• To do
Reproduce every record below exactly as written, leaving out any pictures.

┌─ Data to use

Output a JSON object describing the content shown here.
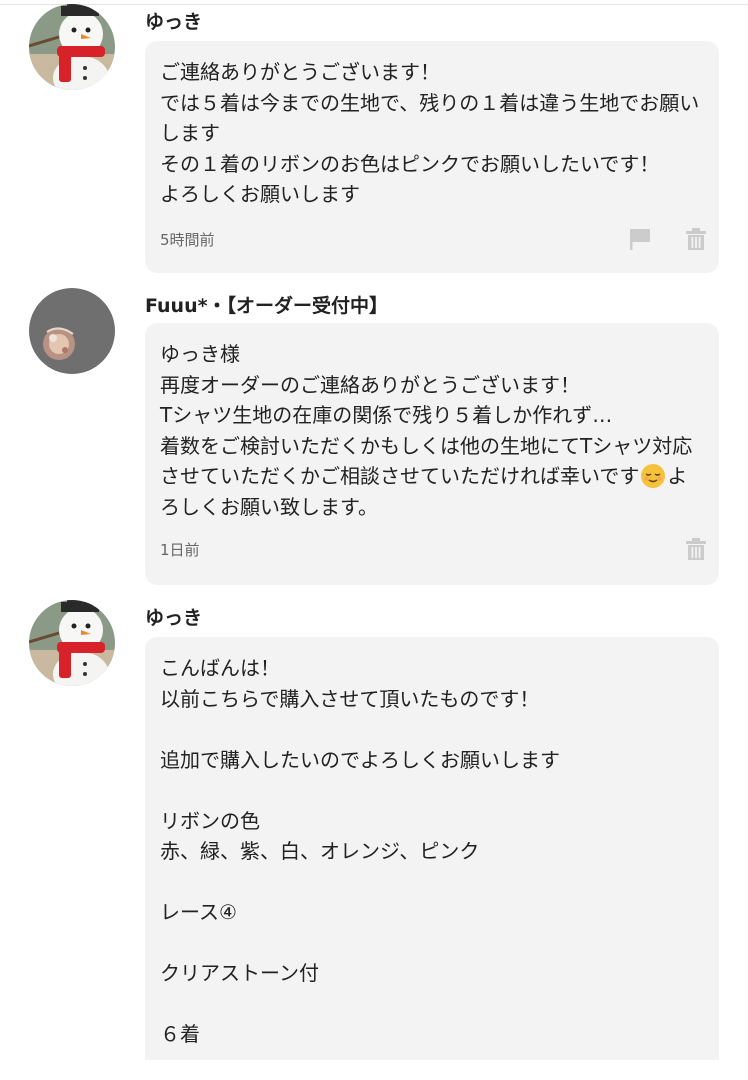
{
  "comments": [
    {
      "username": "ゆっき",
      "avatar_icon": "snowman-avatar-icon",
      "message": "ご連絡ありがとうございます！\nでは５着は今までの生地で、残りの１着は違う生地でお願いします\nその１着のリボンのお色はピンクでお願いしたいです！\nよろしくお願いします",
      "time": "5時間前",
      "has_flag": true
    },
    {
      "username": "Fuuu*・【オーダー受付中】",
      "avatar_icon": "shop-logo-avatar-icon",
      "message_before": "ゆっき様\n再度オーダーのご連絡ありがとうございます！\nTシャツ生地の在庫の関係で残り５着しか作れず…\n着数をご検討いただくかもしくは他の生地にてTシャツ対応させていただくかご相談させていただければ幸いです",
      "emoji": "relieved-face-emoji",
      "message_after": "よろしくお願い致します。",
      "time": "1日前",
      "has_flag": false
    },
    {
      "username": "ゆっき",
      "avatar_icon": "snowman-avatar-icon",
      "message": "こんばんは！\n以前こちらで購入させて頂いたものです！\n\n追加で購入したいのでよろしくお願いします\n\nリボンの色\n赤、緑、紫、白、オレンジ、ピンク\n\nレース④\n\nクリアストーン付\n\n６着"
    }
  ],
  "colors": {
    "bubble_bg": "#f3f3f3",
    "icon_gray": "#cccccc",
    "timestamp": "#666666"
  }
}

└─

• Correct result
Output a JSON object describing the content shown here.
{
  "comments": [
    {
      "username": "ゆっき",
      "avatar_icon": "snowman-avatar-icon",
      "message": "ご連絡ありがとうございます！\nでは５着は今までの生地で、残りの１着は違う生地でお願いします\nその１着のリボンのお色はピンクでお願いしたいです！\nよろしくお願いします",
      "time": "5時間前",
      "has_flag": true
    },
    {
      "username": "Fuuu*・【オーダー受付中】",
      "avatar_icon": "shop-logo-avatar-icon",
      "message_before": "ゆっき様\n再度オーダーのご連絡ありがとうございます！\nTシャツ生地の在庫の関係で残り５着しか作れず…\n着数をご検討いただくかもしくは他の生地にてTシャツ対応させていただくかご相談させていただければ幸いです",
      "emoji": "relieved-face-emoji",
      "message_after": "よろしくお願い致します。",
      "time": "1日前",
      "has_flag": false
    },
    {
      "username": "ゆっき",
      "avatar_icon": "snowman-avatar-icon",
      "message": "こんばんは！\n以前こちらで購入させて頂いたものです！\n\n追加で購入したいのでよろしくお願いします\n\nリボンの色\n赤、緑、紫、白、オレンジ、ピンク\n\nレース④\n\nクリアストーン付\n\n６着"
    }
  ],
  "colors": {
    "bubble_bg": "#f3f3f3",
    "icon_gray": "#cccccc",
    "timestamp": "#666666"
  }
}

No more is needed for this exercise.